[EXERCISE AIM] Exactly and only the lines from the one containing "Transcribe this chart's" through the close of the entries below are to be set down.

[EXCERPTED RECORDS]
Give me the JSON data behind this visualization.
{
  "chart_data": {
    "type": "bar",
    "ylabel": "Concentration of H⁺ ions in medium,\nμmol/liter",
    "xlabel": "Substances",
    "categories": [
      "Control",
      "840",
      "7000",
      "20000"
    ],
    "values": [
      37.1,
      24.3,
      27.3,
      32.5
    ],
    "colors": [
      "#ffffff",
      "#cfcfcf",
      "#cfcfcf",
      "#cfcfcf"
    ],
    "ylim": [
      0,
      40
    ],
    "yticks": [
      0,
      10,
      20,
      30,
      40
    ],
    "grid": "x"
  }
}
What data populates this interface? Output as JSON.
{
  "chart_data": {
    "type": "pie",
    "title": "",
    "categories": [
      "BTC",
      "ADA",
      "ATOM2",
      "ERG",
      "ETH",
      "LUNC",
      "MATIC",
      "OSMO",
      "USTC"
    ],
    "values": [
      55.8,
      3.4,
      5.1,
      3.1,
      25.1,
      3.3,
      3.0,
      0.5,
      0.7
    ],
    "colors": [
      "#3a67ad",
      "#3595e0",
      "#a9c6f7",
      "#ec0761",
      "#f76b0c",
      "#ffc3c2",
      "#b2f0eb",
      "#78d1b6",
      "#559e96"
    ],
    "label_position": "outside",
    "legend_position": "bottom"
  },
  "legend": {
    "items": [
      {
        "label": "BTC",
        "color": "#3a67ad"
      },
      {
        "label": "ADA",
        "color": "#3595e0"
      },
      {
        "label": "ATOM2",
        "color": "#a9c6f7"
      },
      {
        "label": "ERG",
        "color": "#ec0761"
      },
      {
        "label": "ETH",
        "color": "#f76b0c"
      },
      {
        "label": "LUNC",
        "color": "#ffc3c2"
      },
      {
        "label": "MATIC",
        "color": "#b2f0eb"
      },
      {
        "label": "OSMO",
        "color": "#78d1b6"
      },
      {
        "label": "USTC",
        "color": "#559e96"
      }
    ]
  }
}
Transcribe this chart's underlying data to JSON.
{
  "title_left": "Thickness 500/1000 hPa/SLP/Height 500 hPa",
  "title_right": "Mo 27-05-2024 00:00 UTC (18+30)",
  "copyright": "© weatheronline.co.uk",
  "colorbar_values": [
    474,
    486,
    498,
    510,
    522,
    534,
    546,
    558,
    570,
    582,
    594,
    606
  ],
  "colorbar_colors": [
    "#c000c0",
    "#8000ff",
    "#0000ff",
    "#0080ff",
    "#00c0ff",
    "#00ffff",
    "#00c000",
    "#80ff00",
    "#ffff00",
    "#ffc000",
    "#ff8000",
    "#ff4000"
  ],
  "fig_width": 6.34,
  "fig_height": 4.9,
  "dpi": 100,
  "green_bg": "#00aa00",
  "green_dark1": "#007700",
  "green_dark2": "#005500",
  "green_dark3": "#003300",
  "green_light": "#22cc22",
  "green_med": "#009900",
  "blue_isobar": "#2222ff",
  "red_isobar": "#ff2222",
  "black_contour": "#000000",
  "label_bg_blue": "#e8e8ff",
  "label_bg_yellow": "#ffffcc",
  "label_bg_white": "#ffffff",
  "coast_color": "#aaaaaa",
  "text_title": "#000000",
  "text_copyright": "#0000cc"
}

[SOLUTION FOR THIS EXERCISE]
Transcribe this chart's underlying data to JSON.
{
  "title_left": "Thickness 500/1000 hPa/SLP/Height 500 hPa",
  "title_right": "Mo 27-05-2024 00:00 UTC (18+30)",
  "copyright": "© weatheronline.co.uk",
  "colorbar_values": [
    474,
    486,
    498,
    510,
    522,
    534,
    546,
    558,
    570,
    582,
    594,
    606
  ],
  "colorbar_colors": [
    "#c000c0",
    "#8000ff",
    "#0000ff",
    "#0080ff",
    "#00c0ff",
    "#00ffff",
    "#00c000",
    "#80ff00",
    "#ffff00",
    "#ffc000",
    "#ff8000",
    "#ff4000"
  ],
  "fig_width": 6.34,
  "fig_height": 4.9,
  "dpi": 100,
  "green_bg": "#00aa00",
  "green_dark1": "#007700",
  "green_dark2": "#005500",
  "green_dark3": "#003300",
  "green_light": "#22cc22",
  "green_med": "#009900",
  "blue_isobar": "#2222ff",
  "red_isobar": "#ff2222",
  "black_contour": "#000000",
  "label_bg_blue": "#e8e8ff",
  "label_bg_yellow": "#ffffcc",
  "label_bg_white": "#ffffff",
  "coast_color": "#aaaaaa",
  "text_title": "#000000",
  "text_copyright": "#0000cc"
}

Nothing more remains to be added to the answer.